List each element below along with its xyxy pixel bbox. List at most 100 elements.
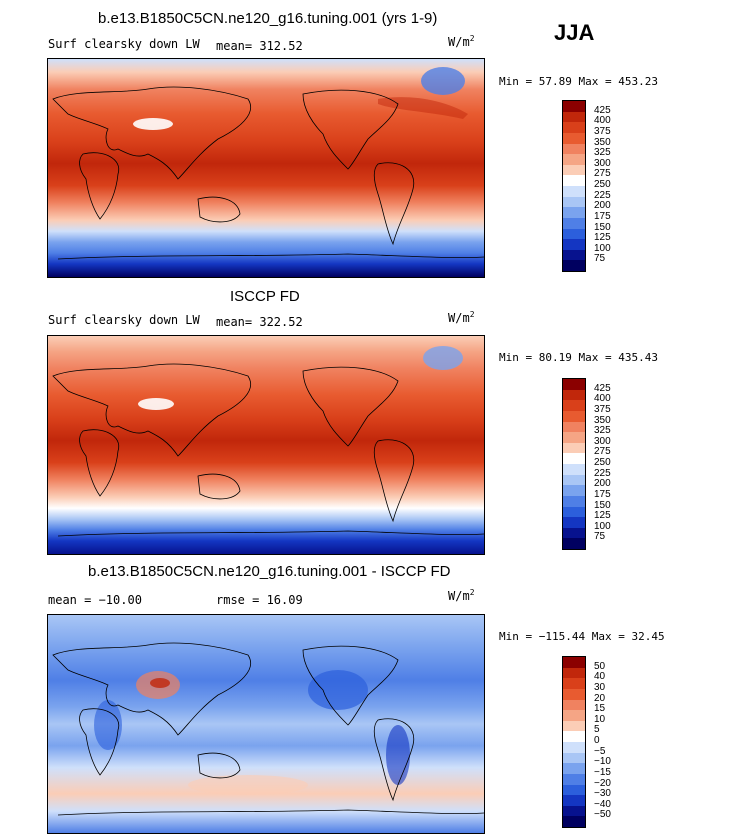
colorbar-swatch: [563, 699, 585, 711]
colorbar-swatch: [563, 538, 585, 549]
colorbar-swatch: [563, 143, 585, 155]
colorbar-swatch: [563, 474, 585, 486]
colorbar-tick-label: 300: [594, 435, 611, 447]
colorbar-swatch: [563, 442, 585, 454]
colorbar-tick-label: 275: [594, 446, 611, 458]
colorbar-tick-label: −15: [594, 766, 611, 778]
colorbar-tick-label: 425: [594, 104, 611, 116]
colorbar-swatch: [563, 731, 585, 742]
colorbar-tick-label: 150: [594, 499, 611, 511]
colorbar-tick-label: 325: [594, 425, 611, 437]
colorbar-tick-label: 225: [594, 189, 611, 201]
colorbar-tick-label: 400: [594, 393, 611, 405]
colorbar-tick-label: 30: [594, 681, 606, 693]
panel-2-colorbar: [562, 378, 586, 550]
colorbar-swatch: [563, 379, 585, 390]
colorbar-tick-label: 375: [594, 125, 611, 137]
colorbar-swatch: [563, 111, 585, 123]
colorbar-swatch: [563, 795, 585, 806]
colorbar-tick-label: 350: [594, 414, 611, 426]
colorbar-swatch: [563, 678, 585, 689]
colorbar-swatch: [563, 763, 585, 774]
panel-2-variable-label: Surf clearsky down LW: [48, 313, 200, 327]
colorbar-tick-label: 350: [594, 136, 611, 148]
colorbar-swatch: [563, 154, 585, 165]
panel-1-colorbar-swatches: [563, 101, 585, 271]
panel-2-colorbar-swatches: [563, 379, 585, 549]
colorbar-tick-label: −20: [594, 777, 611, 789]
colorbar-tick-label: 325: [594, 147, 611, 159]
colorbar-swatch: [563, 453, 585, 464]
colorbar-tick-label: 20: [594, 692, 606, 704]
panel-3-colorbar: [562, 656, 586, 828]
colorbar-swatch: [563, 517, 585, 528]
colorbar-swatch: [563, 260, 585, 271]
colorbar-tick-label: −5: [594, 745, 606, 757]
colorbar-swatch: [563, 752, 585, 764]
colorbar-tick-label: 10: [594, 713, 606, 725]
colorbar-swatch: [563, 101, 585, 112]
colorbar-tick-label: 75: [594, 531, 606, 543]
colorbar-swatch: [563, 164, 585, 176]
panel-1-min-max: Min = 57.89 Max = 453.23: [499, 75, 658, 88]
colorbar-swatch: [563, 421, 585, 433]
colorbar-tick-label: 40: [594, 671, 606, 683]
colorbar-tick-label: 75: [594, 253, 606, 265]
panel-1-title: b.e13.B1850C5CN.ne120_g16.tuning.001 (yr…: [98, 10, 438, 27]
colorbar-tick-label: 175: [594, 210, 611, 222]
colorbar-swatch: [563, 410, 585, 422]
colorbar-tick-label: 100: [594, 520, 611, 532]
panel-3-colorbar-swatches: [563, 657, 585, 827]
colorbar-swatch: [563, 720, 585, 732]
panel-2-min-max: Min = 80.19 Max = 435.43: [499, 351, 658, 364]
colorbar-swatch: [563, 249, 585, 261]
colorbar-swatch: [563, 207, 585, 218]
panel-1-map: [47, 58, 485, 278]
colorbar-swatch: [563, 657, 585, 668]
colorbar-swatch: [563, 527, 585, 539]
colorbar-swatch: [563, 175, 585, 186]
colorbar-swatch: [563, 228, 585, 240]
colorbar-swatch: [563, 196, 585, 208]
colorbar-tick-label: 100: [594, 242, 611, 254]
colorbar-tick-label: −30: [594, 788, 611, 800]
colorbar-tick-label: 125: [594, 232, 611, 244]
colorbar-swatch: [563, 389, 585, 401]
colorbar-tick-label: 200: [594, 200, 611, 212]
colorbar-swatch: [563, 742, 585, 753]
panel-3-title: b.e13.B1850C5CN.ne120_g16.tuning.001 - I…: [88, 563, 451, 580]
colorbar-tick-label: 150: [594, 221, 611, 233]
colorbar-tick-label: 225: [594, 467, 611, 479]
colorbar-swatch: [563, 239, 585, 250]
colorbar-tick-label: 400: [594, 115, 611, 127]
colorbar-swatch: [563, 688, 585, 700]
colorbar-tick-label: 200: [594, 478, 611, 490]
colorbar-tick-label: 175: [594, 488, 611, 500]
colorbar-swatch: [563, 186, 585, 197]
colorbar-swatch: [563, 122, 585, 133]
panel-3-units: W/m2: [448, 588, 475, 603]
panel-2-units: W/m2: [448, 310, 475, 325]
colorbar-tick-label: 50: [594, 660, 606, 672]
colorbar-tick-label: 5: [594, 724, 600, 736]
colorbar-tick-label: 375: [594, 403, 611, 415]
panel-1-variable-label: Surf clearsky down LW: [48, 37, 200, 51]
panel-2-map: [47, 335, 485, 555]
colorbar-tick-label: 300: [594, 157, 611, 169]
colorbar-swatch: [563, 217, 585, 229]
colorbar-swatch: [563, 805, 585, 817]
colorbar-swatch: [563, 495, 585, 507]
panel-1-mean-label: mean= 312.52: [216, 39, 303, 53]
panel-1-colorbar: [562, 100, 586, 272]
colorbar-swatch: [563, 400, 585, 411]
colorbar-tick-label: 125: [594, 510, 611, 522]
colorbar-tick-label: −40: [594, 798, 611, 810]
colorbar-tick-label: −50: [594, 809, 611, 821]
colorbar-swatch: [563, 506, 585, 518]
colorbar-tick-label: 0: [594, 735, 600, 746]
colorbar-swatch: [563, 710, 585, 721]
panel-3-map-field: [48, 615, 484, 833]
panel-1-units: W/m2: [448, 34, 475, 49]
colorbar-swatch: [563, 816, 585, 827]
colorbar-tick-label: 425: [594, 382, 611, 394]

WHAT TO DO
Copy out the rows word for word, everything from the one containing "colorbar-swatch: [563, 699, 585, 711]" down to the one containing "colorbar-tick-label: 350: [594, 136, 611, 148]", including both.

WRITTEN ANSWER
colorbar-swatch: [563, 699, 585, 711]
colorbar-swatch: [563, 538, 585, 549]
colorbar-swatch: [563, 143, 585, 155]
colorbar-swatch: [563, 474, 585, 486]
colorbar-tick-label: 300: [594, 435, 611, 447]
colorbar-swatch: [563, 442, 585, 454]
colorbar-tick-label: 275: [594, 446, 611, 458]
colorbar-tick-label: −15: [594, 766, 611, 778]
colorbar-tick-label: 425: [594, 104, 611, 116]
colorbar-swatch: [563, 731, 585, 742]
colorbar-tick-label: 150: [594, 499, 611, 511]
colorbar-tick-label: 325: [594, 425, 611, 437]
colorbar-tick-label: 225: [594, 189, 611, 201]
colorbar-tick-label: 400: [594, 393, 611, 405]
colorbar-tick-label: 30: [594, 681, 606, 693]
panel-2-colorbar: [562, 378, 586, 550]
colorbar-swatch: [563, 379, 585, 390]
colorbar-tick-label: 375: [594, 125, 611, 137]
colorbar-swatch: [563, 111, 585, 123]
colorbar-swatch: [563, 795, 585, 806]
colorbar-tick-label: 350: [594, 414, 611, 426]
colorbar-swatch: [563, 678, 585, 689]
colorbar-swatch: [563, 763, 585, 774]
panel-2-variable-label: Surf clearsky down LW: [48, 313, 200, 327]
colorbar-tick-label: 350: [594, 136, 611, 148]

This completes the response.